• _WHAT IS ASKED_: Report, as a bare number, how many lines of the material below contain the word "神农大丰".

+ + +

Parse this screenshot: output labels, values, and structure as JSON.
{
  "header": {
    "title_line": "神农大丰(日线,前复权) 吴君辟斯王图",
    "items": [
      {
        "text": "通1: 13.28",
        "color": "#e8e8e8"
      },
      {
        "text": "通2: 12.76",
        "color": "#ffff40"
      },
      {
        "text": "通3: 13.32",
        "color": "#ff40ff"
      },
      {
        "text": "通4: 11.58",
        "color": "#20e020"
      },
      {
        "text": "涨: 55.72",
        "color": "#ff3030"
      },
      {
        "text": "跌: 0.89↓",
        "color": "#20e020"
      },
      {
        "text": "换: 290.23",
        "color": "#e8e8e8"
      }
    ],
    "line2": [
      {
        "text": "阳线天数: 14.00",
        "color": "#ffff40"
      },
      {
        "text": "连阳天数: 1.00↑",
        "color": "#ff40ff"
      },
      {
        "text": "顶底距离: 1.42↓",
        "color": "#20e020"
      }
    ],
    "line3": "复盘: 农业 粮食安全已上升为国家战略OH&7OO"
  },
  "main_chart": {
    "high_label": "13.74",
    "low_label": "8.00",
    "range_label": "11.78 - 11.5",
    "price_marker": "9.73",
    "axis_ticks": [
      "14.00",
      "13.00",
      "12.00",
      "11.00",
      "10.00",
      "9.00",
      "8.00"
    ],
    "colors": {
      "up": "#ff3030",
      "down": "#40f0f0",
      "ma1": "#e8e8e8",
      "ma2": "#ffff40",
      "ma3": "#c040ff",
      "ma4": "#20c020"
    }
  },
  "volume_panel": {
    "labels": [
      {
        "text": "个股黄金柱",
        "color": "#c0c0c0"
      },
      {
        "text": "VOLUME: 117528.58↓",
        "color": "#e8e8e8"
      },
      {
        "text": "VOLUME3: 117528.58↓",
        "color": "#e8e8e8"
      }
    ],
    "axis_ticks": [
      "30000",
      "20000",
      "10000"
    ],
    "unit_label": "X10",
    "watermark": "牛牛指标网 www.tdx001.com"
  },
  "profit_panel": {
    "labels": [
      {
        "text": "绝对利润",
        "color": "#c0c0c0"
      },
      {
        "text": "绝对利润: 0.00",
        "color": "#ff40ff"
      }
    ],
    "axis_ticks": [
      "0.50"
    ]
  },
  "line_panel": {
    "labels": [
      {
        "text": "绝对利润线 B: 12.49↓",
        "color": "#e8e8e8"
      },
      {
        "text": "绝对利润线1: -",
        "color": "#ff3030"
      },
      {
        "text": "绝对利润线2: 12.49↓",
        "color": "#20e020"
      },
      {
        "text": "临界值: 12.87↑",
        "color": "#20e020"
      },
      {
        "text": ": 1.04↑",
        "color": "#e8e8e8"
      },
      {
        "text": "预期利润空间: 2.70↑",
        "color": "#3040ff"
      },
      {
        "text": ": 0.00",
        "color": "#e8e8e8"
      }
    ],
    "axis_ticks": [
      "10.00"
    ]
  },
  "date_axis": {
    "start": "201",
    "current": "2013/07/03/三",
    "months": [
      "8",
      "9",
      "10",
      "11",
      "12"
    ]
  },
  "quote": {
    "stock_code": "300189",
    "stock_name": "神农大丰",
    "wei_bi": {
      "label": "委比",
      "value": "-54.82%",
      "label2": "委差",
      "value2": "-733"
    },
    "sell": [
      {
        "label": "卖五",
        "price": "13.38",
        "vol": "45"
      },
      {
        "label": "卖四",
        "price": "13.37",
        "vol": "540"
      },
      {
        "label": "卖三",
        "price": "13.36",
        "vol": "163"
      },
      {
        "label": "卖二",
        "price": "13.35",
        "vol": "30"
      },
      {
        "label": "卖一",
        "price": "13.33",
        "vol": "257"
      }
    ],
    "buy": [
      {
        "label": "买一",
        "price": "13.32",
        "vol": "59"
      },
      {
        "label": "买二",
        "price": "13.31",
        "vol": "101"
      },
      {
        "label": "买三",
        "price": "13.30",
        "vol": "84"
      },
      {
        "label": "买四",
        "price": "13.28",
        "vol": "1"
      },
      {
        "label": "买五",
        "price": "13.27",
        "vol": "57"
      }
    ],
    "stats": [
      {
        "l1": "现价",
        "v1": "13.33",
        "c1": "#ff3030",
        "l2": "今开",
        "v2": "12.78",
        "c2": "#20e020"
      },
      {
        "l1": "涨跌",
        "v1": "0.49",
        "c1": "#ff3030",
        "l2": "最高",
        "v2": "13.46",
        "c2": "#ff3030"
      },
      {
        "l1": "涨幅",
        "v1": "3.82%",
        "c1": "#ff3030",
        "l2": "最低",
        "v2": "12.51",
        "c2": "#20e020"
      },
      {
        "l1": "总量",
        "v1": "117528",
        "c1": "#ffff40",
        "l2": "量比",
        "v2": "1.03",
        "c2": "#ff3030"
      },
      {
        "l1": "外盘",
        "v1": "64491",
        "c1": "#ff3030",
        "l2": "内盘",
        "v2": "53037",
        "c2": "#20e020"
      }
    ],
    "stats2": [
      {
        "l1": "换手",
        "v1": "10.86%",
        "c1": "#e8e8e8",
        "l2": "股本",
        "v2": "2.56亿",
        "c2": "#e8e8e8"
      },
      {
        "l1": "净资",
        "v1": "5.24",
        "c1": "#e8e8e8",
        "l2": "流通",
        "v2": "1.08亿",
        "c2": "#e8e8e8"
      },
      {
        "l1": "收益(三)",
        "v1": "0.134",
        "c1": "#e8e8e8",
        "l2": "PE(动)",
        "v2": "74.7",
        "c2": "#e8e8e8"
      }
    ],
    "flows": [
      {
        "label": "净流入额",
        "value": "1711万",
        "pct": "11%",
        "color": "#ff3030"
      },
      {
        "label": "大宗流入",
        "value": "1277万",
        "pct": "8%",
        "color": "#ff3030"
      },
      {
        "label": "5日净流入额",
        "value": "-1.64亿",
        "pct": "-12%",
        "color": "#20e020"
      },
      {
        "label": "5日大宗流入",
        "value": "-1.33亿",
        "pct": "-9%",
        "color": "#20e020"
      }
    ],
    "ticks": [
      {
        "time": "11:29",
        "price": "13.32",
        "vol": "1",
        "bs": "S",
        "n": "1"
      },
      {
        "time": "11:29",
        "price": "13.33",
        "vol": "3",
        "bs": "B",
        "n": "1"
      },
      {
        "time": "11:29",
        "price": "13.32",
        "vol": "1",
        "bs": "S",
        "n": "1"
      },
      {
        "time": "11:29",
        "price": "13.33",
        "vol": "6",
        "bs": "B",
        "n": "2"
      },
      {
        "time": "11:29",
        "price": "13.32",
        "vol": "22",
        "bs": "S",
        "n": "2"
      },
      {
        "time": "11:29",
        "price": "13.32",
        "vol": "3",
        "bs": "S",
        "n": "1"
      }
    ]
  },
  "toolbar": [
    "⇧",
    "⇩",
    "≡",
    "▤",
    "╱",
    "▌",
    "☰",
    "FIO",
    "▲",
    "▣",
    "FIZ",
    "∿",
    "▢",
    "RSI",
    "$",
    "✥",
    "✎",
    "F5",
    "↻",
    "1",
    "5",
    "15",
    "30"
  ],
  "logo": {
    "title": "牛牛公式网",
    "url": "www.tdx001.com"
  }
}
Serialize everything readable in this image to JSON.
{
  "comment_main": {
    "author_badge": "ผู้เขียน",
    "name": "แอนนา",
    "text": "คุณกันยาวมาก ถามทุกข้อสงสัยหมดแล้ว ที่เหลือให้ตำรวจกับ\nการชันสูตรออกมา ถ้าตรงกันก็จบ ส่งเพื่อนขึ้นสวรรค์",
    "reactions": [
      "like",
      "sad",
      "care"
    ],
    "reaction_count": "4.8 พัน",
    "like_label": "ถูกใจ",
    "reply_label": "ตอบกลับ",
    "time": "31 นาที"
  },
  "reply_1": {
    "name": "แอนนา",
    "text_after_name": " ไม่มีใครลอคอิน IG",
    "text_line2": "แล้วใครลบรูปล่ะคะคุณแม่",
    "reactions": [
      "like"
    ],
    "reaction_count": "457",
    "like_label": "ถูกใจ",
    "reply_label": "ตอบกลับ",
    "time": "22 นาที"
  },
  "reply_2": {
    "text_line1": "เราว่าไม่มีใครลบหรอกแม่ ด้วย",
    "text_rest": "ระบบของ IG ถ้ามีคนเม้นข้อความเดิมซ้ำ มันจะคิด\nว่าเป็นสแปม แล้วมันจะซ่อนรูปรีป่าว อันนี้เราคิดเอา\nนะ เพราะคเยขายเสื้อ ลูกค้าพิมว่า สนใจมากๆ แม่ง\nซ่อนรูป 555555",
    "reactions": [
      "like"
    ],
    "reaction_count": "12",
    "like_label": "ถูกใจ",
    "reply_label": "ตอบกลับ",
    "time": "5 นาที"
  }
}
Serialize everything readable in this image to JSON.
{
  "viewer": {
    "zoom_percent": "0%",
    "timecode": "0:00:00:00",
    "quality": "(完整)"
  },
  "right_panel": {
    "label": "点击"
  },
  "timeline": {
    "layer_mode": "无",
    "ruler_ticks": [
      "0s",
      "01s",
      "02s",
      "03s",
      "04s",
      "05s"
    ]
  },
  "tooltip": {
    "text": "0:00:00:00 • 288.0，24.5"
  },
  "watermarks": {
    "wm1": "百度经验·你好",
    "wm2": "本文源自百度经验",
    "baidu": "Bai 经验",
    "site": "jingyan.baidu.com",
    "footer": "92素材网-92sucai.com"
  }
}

+ + +

• _THE RESULT_: 2